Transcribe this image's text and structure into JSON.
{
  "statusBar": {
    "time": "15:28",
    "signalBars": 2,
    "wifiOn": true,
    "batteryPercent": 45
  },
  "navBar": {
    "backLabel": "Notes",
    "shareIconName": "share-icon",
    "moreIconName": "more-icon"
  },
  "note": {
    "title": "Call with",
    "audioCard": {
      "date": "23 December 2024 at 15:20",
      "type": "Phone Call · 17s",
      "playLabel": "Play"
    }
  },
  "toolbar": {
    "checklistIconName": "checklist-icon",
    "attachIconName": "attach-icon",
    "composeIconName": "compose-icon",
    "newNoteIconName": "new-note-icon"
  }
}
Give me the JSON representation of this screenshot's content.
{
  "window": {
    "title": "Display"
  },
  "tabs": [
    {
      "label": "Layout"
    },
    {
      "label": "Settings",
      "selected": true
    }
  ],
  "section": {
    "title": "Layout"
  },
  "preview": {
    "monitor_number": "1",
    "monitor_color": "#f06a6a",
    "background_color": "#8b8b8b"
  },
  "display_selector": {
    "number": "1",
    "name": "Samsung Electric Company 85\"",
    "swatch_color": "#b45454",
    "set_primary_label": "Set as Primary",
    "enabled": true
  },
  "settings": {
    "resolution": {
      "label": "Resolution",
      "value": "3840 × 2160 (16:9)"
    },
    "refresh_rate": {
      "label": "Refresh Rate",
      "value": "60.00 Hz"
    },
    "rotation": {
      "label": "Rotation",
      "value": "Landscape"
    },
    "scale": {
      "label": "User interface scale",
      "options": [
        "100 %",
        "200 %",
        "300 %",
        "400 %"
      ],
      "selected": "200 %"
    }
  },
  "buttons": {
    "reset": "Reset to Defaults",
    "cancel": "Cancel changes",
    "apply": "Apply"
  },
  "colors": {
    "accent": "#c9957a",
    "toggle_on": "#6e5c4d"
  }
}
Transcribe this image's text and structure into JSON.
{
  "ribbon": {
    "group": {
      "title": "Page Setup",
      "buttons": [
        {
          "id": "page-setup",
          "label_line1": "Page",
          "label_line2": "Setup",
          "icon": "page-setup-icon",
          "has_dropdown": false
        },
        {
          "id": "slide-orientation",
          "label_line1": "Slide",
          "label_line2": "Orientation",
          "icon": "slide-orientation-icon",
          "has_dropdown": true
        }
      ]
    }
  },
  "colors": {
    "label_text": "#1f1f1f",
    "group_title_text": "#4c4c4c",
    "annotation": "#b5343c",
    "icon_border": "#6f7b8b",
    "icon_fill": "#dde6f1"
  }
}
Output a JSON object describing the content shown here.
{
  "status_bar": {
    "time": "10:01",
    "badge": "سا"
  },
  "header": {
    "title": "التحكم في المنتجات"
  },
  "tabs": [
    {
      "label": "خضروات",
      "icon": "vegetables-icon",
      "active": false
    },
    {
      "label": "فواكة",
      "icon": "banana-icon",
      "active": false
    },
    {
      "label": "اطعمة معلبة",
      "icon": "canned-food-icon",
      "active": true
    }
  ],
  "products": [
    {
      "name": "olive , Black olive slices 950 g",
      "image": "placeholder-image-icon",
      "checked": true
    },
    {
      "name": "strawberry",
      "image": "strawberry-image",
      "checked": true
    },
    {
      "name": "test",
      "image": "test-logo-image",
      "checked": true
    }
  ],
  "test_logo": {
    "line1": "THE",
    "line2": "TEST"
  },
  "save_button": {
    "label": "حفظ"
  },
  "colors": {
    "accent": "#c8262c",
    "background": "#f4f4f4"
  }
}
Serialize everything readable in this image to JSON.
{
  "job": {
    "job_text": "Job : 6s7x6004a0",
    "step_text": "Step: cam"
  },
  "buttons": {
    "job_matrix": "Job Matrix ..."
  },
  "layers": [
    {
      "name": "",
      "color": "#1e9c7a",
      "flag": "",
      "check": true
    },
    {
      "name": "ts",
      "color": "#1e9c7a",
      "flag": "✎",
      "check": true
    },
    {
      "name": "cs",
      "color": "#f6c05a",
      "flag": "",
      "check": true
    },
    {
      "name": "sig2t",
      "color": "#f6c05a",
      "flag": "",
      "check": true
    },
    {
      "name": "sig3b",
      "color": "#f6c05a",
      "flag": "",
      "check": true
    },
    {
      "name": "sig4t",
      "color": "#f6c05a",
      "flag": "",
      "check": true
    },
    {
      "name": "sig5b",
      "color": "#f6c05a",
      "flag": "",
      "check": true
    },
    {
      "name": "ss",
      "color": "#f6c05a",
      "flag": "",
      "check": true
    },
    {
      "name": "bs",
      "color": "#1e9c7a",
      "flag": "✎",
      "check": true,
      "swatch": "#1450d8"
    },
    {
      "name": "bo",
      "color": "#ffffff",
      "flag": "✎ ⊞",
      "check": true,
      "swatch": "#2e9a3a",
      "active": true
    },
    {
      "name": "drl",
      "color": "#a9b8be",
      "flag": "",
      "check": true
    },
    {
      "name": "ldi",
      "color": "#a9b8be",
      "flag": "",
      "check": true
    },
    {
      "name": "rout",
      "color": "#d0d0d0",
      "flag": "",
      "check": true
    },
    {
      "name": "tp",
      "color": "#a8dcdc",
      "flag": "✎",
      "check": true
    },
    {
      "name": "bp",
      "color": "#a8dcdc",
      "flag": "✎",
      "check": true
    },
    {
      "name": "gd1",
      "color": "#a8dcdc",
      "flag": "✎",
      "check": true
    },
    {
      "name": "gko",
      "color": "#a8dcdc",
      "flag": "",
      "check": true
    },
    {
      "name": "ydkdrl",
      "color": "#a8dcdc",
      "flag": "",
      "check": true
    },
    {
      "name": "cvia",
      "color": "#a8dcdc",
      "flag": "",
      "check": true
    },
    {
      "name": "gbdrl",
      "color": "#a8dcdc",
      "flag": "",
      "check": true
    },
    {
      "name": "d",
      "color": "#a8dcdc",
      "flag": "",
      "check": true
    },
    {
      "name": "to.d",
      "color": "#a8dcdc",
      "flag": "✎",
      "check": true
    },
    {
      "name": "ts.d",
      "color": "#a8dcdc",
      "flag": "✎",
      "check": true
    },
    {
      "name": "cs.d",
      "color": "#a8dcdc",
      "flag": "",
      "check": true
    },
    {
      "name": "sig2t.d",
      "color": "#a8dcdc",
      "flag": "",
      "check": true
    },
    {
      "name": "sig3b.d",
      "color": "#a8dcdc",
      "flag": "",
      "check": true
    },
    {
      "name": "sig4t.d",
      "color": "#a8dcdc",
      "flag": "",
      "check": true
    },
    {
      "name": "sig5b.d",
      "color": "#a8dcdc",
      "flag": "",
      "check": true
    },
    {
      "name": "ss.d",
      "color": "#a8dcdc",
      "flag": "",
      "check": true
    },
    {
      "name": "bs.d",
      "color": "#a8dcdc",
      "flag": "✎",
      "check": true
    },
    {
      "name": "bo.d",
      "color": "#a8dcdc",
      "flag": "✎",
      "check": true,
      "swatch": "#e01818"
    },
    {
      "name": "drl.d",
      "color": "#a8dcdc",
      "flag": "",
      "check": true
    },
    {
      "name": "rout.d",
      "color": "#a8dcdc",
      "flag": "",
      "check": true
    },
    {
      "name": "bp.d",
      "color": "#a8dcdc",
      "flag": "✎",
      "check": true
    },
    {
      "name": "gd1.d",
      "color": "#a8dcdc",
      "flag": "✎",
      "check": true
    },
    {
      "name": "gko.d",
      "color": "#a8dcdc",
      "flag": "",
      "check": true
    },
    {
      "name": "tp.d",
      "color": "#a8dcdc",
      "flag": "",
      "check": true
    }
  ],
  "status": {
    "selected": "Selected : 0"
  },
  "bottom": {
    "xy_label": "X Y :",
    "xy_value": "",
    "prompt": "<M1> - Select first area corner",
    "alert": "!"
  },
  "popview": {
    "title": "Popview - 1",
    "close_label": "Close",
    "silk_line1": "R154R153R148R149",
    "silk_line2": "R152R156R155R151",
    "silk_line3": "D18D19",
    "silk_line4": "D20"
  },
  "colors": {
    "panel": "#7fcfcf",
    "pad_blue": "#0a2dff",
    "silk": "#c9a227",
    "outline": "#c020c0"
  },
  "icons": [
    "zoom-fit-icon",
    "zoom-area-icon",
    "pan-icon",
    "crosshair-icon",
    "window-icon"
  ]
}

....

[WHAT THE TASK ASKS]
Every line of the records that includes the word "image" should be gathered.

[THE SOLUTION]
Transcribe this image's text and structure into JSON.
Transcribe this image's text and structure into JSON.
      "image": "placeholder-image-icon",
      "image": "strawberry-image",
      "image": "test-logo-image",
Serialize everything readable in this image to JSON.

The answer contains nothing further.